A run of records:

──────

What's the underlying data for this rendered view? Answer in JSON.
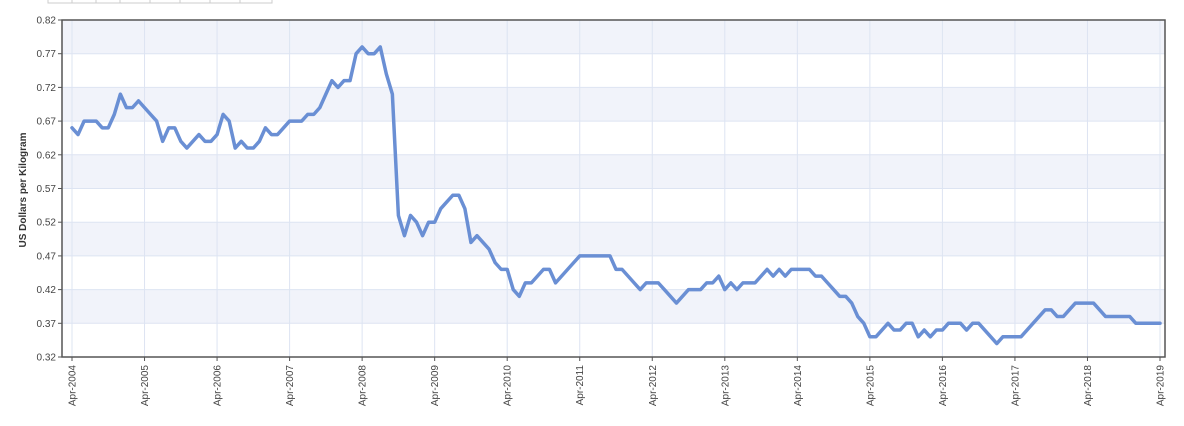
{
  "chart_data": {
    "type": "line",
    "y_label": "US Dollars per Kilogram",
    "categories": [
      "Apr-2004",
      null,
      null,
      null,
      null,
      null,
      null,
      null,
      null,
      null,
      null,
      null,
      "Apr-2005",
      null,
      null,
      null,
      null,
      null,
      null,
      null,
      null,
      null,
      null,
      null,
      "Apr-2006",
      null,
      null,
      null,
      null,
      null,
      null,
      null,
      null,
      null,
      null,
      null,
      "Apr-2007",
      null,
      null,
      null,
      null,
      null,
      null,
      null,
      null,
      null,
      null,
      null,
      "Apr-2008",
      null,
      null,
      null,
      null,
      null,
      null,
      null,
      null,
      null,
      null,
      null,
      "Apr-2009",
      null,
      null,
      null,
      null,
      null,
      null,
      null,
      null,
      null,
      null,
      null,
      "Apr-2010",
      null,
      null,
      null,
      null,
      null,
      null,
      null,
      null,
      null,
      null,
      null,
      "Apr-2011",
      null,
      null,
      null,
      null,
      null,
      null,
      null,
      null,
      null,
      null,
      null,
      "Apr-2012",
      null,
      null,
      null,
      null,
      null,
      null,
      null,
      null,
      null,
      null,
      null,
      "Apr-2013",
      null,
      null,
      null,
      null,
      null,
      null,
      null,
      null,
      null,
      null,
      null,
      "Apr-2014",
      null,
      null,
      null,
      null,
      null,
      null,
      null,
      null,
      null,
      null,
      null,
      "Apr-2015",
      null,
      null,
      null,
      null,
      null,
      null,
      null,
      null,
      null,
      null,
      null,
      "Apr-2016",
      null,
      null,
      null,
      null,
      null,
      null,
      null,
      null,
      null,
      null,
      null,
      "Apr-2017",
      null,
      null,
      null,
      null,
      null,
      null,
      null,
      null,
      null,
      null,
      null,
      "Apr-2018",
      null,
      null,
      null,
      null,
      null,
      null,
      null,
      null,
      null,
      null,
      null,
      "Apr-2019"
    ],
    "values": [
      0.66,
      0.65,
      0.67,
      0.67,
      0.67,
      0.66,
      0.66,
      0.68,
      0.71,
      0.69,
      0.69,
      0.7,
      0.69,
      0.68,
      0.67,
      0.64,
      0.66,
      0.66,
      0.64,
      0.63,
      0.64,
      0.65,
      0.64,
      0.64,
      0.65,
      0.68,
      0.67,
      0.63,
      0.64,
      0.63,
      0.63,
      0.64,
      0.66,
      0.65,
      0.65,
      0.66,
      0.67,
      0.67,
      0.67,
      0.68,
      0.68,
      0.69,
      0.71,
      0.73,
      0.72,
      0.73,
      0.73,
      0.77,
      0.78,
      0.77,
      0.77,
      0.78,
      0.74,
      0.71,
      0.53,
      0.5,
      0.53,
      0.52,
      0.5,
      0.52,
      0.52,
      0.54,
      0.55,
      0.56,
      0.56,
      0.54,
      0.49,
      0.5,
      0.49,
      0.48,
      0.46,
      0.45,
      0.45,
      0.42,
      0.41,
      0.43,
      0.43,
      0.44,
      0.45,
      0.45,
      0.43,
      0.44,
      0.45,
      0.46,
      0.47,
      0.47,
      0.47,
      0.47,
      0.47,
      0.47,
      0.45,
      0.45,
      0.44,
      0.43,
      0.42,
      0.43,
      0.43,
      0.43,
      0.42,
      0.41,
      0.4,
      0.41,
      0.42,
      0.42,
      0.42,
      0.43,
      0.43,
      0.44,
      0.42,
      0.43,
      0.42,
      0.43,
      0.43,
      0.43,
      0.44,
      0.45,
      0.44,
      0.45,
      0.44,
      0.45,
      0.45,
      0.45,
      0.45,
      0.44,
      0.44,
      0.43,
      0.42,
      0.41,
      0.41,
      0.4,
      0.38,
      0.37,
      0.35,
      0.35,
      0.36,
      0.37,
      0.36,
      0.36,
      0.37,
      0.37,
      0.35,
      0.36,
      0.35,
      0.36,
      0.36,
      0.37,
      0.37,
      0.37,
      0.36,
      0.37,
      0.37,
      0.36,
      0.35,
      0.34,
      0.35,
      0.35,
      0.35,
      0.35,
      0.36,
      0.37,
      0.38,
      0.39,
      0.39,
      0.38,
      0.38,
      0.39,
      0.4,
      0.4,
      0.4,
      0.4,
      0.39,
      0.38,
      0.38,
      0.38,
      0.38,
      0.38,
      0.37,
      0.37,
      0.37,
      0.37,
      0.37
    ],
    "color": "#6a8fd4",
    "ylim": [
      0.32,
      0.82
    ],
    "yticks": [
      0.32,
      0.37,
      0.42,
      0.47,
      0.52,
      0.57,
      0.62,
      0.67,
      0.72,
      0.77,
      0.82
    ],
    "grid": true
  }
}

──────

GOAL:
Copy all the lines of data exactly as they appear, dropping any images.

RESULT FOR THIS EXERCISE:
What's the underlying data for this rendered view? Answer in JSON.
{
  "chart_data": {
    "type": "line",
    "y_label": "US Dollars per Kilogram",
    "categories": [
      "Apr-2004",
      null,
      null,
      null,
      null,
      null,
      null,
      null,
      null,
      null,
      null,
      null,
      "Apr-2005",
      null,
      null,
      null,
      null,
      null,
      null,
      null,
      null,
      null,
      null,
      null,
      "Apr-2006",
      null,
      null,
      null,
      null,
      null,
      null,
      null,
      null,
      null,
      null,
      null,
      "Apr-2007",
      null,
      null,
      null,
      null,
      null,
      null,
      null,
      null,
      null,
      null,
      null,
      "Apr-2008",
      null,
      null,
      null,
      null,
      null,
      null,
      null,
      null,
      null,
      null,
      null,
      "Apr-2009",
      null,
      null,
      null,
      null,
      null,
      null,
      null,
      null,
      null,
      null,
      null,
      "Apr-2010",
      null,
      null,
      null,
      null,
      null,
      null,
      null,
      null,
      null,
      null,
      null,
      "Apr-2011",
      null,
      null,
      null,
      null,
      null,
      null,
      null,
      null,
      null,
      null,
      null,
      "Apr-2012",
      null,
      null,
      null,
      null,
      null,
      null,
      null,
      null,
      null,
      null,
      null,
      "Apr-2013",
      null,
      null,
      null,
      null,
      null,
      null,
      null,
      null,
      null,
      null,
      null,
      "Apr-2014",
      null,
      null,
      null,
      null,
      null,
      null,
      null,
      null,
      null,
      null,
      null,
      "Apr-2015",
      null,
      null,
      null,
      null,
      null,
      null,
      null,
      null,
      null,
      null,
      null,
      "Apr-2016",
      null,
      null,
      null,
      null,
      null,
      null,
      null,
      null,
      null,
      null,
      null,
      "Apr-2017",
      null,
      null,
      null,
      null,
      null,
      null,
      null,
      null,
      null,
      null,
      null,
      "Apr-2018",
      null,
      null,
      null,
      null,
      null,
      null,
      null,
      null,
      null,
      null,
      null,
      "Apr-2019"
    ],
    "values": [
      0.66,
      0.65,
      0.67,
      0.67,
      0.67,
      0.66,
      0.66,
      0.68,
      0.71,
      0.69,
      0.69,
      0.7,
      0.69,
      0.68,
      0.67,
      0.64,
      0.66,
      0.66,
      0.64,
      0.63,
      0.64,
      0.65,
      0.64,
      0.64,
      0.65,
      0.68,
      0.67,
      0.63,
      0.64,
      0.63,
      0.63,
      0.64,
      0.66,
      0.65,
      0.65,
      0.66,
      0.67,
      0.67,
      0.67,
      0.68,
      0.68,
      0.69,
      0.71,
      0.73,
      0.72,
      0.73,
      0.73,
      0.77,
      0.78,
      0.77,
      0.77,
      0.78,
      0.74,
      0.71,
      0.53,
      0.5,
      0.53,
      0.52,
      0.5,
      0.52,
      0.52,
      0.54,
      0.55,
      0.56,
      0.56,
      0.54,
      0.49,
      0.5,
      0.49,
      0.48,
      0.46,
      0.45,
      0.45,
      0.42,
      0.41,
      0.43,
      0.43,
      0.44,
      0.45,
      0.45,
      0.43,
      0.44,
      0.45,
      0.46,
      0.47,
      0.47,
      0.47,
      0.47,
      0.47,
      0.47,
      0.45,
      0.45,
      0.44,
      0.43,
      0.42,
      0.43,
      0.43,
      0.43,
      0.42,
      0.41,
      0.4,
      0.41,
      0.42,
      0.42,
      0.42,
      0.43,
      0.43,
      0.44,
      0.42,
      0.43,
      0.42,
      0.43,
      0.43,
      0.43,
      0.44,
      0.45,
      0.44,
      0.45,
      0.44,
      0.45,
      0.45,
      0.45,
      0.45,
      0.44,
      0.44,
      0.43,
      0.42,
      0.41,
      0.41,
      0.4,
      0.38,
      0.37,
      0.35,
      0.35,
      0.36,
      0.37,
      0.36,
      0.36,
      0.37,
      0.37,
      0.35,
      0.36,
      0.35,
      0.36,
      0.36,
      0.37,
      0.37,
      0.37,
      0.36,
      0.37,
      0.37,
      0.36,
      0.35,
      0.34,
      0.35,
      0.35,
      0.35,
      0.35,
      0.36,
      0.37,
      0.38,
      0.39,
      0.39,
      0.38,
      0.38,
      0.39,
      0.4,
      0.4,
      0.4,
      0.4,
      0.39,
      0.38,
      0.38,
      0.38,
      0.38,
      0.38,
      0.37,
      0.37,
      0.37,
      0.37,
      0.37
    ],
    "color": "#6a8fd4",
    "ylim": [
      0.32,
      0.82
    ],
    "yticks": [
      0.32,
      0.37,
      0.42,
      0.47,
      0.52,
      0.57,
      0.62,
      0.67,
      0.72,
      0.77,
      0.82
    ],
    "grid": true
  }
}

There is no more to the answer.